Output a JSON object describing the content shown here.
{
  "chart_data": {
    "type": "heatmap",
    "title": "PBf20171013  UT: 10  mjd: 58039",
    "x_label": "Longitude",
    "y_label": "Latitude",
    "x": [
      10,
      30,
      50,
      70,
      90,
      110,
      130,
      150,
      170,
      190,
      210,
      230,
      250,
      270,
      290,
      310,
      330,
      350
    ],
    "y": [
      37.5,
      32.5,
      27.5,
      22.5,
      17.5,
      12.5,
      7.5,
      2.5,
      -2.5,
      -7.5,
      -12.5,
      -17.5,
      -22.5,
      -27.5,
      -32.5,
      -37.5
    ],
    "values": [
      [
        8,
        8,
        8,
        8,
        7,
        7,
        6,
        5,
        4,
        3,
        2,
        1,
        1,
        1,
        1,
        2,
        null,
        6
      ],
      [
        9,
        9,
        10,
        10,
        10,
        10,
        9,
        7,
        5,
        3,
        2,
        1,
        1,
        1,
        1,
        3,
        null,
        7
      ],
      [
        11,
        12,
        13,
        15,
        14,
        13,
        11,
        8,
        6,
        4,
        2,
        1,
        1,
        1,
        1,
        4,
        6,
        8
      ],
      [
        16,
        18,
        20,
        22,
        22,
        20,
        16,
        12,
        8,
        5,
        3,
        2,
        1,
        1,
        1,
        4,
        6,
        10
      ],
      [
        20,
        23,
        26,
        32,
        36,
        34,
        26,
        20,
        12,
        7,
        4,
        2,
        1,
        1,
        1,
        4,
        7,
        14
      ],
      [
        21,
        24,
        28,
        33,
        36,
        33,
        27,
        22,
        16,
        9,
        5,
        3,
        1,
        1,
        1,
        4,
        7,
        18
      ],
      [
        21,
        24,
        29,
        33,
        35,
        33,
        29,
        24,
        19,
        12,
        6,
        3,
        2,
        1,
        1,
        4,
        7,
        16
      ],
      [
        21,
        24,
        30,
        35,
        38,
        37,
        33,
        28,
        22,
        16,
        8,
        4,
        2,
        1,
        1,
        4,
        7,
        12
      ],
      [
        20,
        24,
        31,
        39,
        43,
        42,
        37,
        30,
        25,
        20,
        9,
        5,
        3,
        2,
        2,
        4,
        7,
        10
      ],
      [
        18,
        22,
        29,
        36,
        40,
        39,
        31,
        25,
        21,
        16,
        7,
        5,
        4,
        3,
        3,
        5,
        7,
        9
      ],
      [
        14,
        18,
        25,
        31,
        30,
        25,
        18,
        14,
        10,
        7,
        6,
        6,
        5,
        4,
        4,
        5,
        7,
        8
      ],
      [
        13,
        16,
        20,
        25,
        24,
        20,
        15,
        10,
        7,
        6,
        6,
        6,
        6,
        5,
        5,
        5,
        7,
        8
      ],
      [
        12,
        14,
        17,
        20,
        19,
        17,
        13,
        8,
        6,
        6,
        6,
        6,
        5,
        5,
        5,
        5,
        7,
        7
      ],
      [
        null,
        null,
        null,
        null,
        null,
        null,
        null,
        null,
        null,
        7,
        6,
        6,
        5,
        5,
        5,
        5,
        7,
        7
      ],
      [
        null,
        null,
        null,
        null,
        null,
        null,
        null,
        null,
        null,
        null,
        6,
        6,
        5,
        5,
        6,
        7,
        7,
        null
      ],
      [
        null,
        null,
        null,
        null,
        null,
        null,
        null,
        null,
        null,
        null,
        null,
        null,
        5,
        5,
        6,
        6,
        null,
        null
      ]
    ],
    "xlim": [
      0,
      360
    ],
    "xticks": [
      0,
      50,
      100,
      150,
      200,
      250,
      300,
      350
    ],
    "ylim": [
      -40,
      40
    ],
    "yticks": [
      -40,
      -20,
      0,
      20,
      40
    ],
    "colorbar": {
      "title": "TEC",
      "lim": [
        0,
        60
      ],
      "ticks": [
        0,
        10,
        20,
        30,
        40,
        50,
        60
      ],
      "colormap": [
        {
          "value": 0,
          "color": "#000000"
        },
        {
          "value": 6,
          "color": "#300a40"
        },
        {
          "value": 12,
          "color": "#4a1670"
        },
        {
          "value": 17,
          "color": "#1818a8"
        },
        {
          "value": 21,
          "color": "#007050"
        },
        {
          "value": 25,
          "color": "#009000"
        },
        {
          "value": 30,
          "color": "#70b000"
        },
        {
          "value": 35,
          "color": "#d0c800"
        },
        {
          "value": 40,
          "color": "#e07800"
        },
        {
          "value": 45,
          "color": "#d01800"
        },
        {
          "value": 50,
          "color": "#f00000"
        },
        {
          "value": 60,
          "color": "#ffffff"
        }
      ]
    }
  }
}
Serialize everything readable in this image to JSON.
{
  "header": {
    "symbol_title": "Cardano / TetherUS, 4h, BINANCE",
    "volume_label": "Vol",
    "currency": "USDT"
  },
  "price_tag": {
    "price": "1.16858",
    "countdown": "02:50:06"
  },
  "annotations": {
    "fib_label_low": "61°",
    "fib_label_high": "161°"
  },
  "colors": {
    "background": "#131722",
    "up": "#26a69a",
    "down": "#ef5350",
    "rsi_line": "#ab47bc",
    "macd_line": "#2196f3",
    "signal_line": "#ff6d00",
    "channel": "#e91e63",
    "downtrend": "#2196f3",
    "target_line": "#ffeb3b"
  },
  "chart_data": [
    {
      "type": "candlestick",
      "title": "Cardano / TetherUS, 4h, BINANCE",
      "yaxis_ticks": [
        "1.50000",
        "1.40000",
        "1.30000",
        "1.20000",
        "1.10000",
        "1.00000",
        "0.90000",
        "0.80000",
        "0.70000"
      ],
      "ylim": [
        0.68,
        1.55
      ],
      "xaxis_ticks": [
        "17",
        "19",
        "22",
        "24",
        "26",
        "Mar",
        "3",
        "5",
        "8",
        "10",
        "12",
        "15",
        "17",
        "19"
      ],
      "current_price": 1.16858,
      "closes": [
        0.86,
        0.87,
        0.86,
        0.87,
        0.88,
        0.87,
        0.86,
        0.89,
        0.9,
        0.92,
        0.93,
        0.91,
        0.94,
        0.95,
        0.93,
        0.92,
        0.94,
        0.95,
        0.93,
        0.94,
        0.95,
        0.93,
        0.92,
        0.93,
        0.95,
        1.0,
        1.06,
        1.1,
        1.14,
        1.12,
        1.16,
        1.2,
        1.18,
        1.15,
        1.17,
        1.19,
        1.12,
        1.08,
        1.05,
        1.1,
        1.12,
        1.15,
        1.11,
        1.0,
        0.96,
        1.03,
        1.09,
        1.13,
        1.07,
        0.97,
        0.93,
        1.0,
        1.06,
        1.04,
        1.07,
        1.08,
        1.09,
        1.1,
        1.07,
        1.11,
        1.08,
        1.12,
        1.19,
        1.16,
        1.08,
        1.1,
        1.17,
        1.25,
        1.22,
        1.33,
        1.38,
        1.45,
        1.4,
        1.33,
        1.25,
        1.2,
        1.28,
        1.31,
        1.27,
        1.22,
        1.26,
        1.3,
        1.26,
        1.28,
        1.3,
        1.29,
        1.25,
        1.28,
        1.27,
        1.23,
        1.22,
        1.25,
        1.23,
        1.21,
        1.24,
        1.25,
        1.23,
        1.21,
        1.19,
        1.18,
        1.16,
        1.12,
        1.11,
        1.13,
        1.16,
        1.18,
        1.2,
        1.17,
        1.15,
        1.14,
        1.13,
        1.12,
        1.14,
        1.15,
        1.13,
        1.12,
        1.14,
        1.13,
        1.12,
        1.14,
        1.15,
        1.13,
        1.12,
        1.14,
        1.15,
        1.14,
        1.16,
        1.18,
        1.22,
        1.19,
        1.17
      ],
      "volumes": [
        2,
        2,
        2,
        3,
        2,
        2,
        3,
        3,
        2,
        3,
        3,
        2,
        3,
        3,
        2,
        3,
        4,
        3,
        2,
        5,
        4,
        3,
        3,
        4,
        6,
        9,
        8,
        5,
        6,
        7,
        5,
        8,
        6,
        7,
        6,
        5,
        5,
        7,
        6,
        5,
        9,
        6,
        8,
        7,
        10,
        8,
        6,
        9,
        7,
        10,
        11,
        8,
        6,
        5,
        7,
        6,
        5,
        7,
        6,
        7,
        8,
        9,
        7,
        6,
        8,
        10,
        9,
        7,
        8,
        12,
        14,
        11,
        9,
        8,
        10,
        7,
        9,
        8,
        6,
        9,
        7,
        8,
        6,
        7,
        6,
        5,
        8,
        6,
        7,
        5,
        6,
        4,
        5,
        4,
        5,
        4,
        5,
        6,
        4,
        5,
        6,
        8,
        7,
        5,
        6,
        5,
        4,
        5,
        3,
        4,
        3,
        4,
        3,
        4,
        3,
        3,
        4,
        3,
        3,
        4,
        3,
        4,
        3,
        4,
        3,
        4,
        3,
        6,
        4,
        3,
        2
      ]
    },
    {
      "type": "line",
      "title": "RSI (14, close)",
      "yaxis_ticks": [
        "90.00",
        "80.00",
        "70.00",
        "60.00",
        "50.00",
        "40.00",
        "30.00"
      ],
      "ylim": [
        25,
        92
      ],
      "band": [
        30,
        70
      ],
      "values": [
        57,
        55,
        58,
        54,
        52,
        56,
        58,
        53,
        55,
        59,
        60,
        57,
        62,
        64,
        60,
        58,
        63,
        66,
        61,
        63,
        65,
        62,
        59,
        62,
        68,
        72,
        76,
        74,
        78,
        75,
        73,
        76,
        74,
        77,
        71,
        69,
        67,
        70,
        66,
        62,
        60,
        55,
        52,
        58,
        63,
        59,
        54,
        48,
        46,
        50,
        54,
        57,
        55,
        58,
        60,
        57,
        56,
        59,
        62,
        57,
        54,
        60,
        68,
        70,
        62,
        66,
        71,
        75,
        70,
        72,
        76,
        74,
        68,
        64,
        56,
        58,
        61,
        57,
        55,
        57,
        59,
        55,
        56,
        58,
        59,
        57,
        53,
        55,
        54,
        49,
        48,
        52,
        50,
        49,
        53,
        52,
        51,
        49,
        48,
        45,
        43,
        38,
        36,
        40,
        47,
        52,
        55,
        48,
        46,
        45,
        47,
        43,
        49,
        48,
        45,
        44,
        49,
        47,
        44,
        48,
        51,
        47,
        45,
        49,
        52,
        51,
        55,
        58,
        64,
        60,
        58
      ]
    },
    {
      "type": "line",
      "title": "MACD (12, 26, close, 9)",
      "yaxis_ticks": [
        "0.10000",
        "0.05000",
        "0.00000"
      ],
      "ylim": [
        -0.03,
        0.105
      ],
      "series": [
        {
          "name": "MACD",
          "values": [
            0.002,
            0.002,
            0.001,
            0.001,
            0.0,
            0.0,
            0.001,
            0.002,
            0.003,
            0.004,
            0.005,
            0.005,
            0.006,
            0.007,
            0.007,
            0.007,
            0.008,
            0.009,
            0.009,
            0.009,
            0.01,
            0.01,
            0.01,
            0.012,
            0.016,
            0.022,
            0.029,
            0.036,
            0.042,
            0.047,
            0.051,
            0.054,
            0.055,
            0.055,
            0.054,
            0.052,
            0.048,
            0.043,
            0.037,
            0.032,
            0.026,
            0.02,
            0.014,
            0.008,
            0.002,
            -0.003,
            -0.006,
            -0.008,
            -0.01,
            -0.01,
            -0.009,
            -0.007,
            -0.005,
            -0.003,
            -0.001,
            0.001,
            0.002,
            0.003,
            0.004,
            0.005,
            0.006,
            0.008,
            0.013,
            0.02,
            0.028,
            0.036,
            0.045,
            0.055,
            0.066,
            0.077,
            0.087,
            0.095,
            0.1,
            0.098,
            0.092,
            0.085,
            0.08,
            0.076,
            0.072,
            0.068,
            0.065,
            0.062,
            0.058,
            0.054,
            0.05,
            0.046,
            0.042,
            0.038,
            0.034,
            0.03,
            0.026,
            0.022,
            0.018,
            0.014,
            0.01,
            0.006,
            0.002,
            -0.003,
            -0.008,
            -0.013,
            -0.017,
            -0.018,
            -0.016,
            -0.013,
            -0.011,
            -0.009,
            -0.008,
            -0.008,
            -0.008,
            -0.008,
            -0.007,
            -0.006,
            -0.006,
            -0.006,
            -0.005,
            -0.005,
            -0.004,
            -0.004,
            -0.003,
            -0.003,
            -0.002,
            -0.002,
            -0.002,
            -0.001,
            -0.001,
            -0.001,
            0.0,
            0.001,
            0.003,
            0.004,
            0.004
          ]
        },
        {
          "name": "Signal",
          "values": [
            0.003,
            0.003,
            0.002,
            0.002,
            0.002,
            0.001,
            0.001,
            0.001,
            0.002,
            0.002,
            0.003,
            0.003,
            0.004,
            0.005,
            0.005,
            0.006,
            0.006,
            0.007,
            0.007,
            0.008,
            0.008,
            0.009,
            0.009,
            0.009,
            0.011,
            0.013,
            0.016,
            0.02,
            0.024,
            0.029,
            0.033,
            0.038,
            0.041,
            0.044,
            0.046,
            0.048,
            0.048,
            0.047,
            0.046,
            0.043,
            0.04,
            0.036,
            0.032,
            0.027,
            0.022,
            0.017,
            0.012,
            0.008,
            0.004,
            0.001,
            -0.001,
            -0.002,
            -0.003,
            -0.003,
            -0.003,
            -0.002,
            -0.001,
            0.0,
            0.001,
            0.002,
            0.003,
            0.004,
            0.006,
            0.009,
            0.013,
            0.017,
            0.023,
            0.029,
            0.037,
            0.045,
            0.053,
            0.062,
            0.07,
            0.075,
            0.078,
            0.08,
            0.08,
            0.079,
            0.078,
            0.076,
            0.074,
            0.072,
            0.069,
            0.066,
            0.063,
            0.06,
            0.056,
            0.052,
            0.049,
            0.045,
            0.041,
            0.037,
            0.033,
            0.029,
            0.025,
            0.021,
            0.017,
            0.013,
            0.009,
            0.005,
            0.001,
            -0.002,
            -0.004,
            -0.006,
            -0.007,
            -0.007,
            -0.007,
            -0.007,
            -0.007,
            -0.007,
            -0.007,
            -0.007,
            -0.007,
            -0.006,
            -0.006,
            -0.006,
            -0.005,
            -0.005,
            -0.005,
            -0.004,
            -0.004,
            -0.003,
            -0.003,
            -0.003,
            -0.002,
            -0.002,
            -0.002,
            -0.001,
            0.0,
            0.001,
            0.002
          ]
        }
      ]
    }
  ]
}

● **WORK TO DO**:
Scan the entries above for the word "BINANCE" and collect each line holding it.

● **THE RESPONSE**:
    "symbol_title": "Cardano / TetherUS, 4h, BINANCE",
      "title": "Cardano / TetherUS, 4h, BINANCE",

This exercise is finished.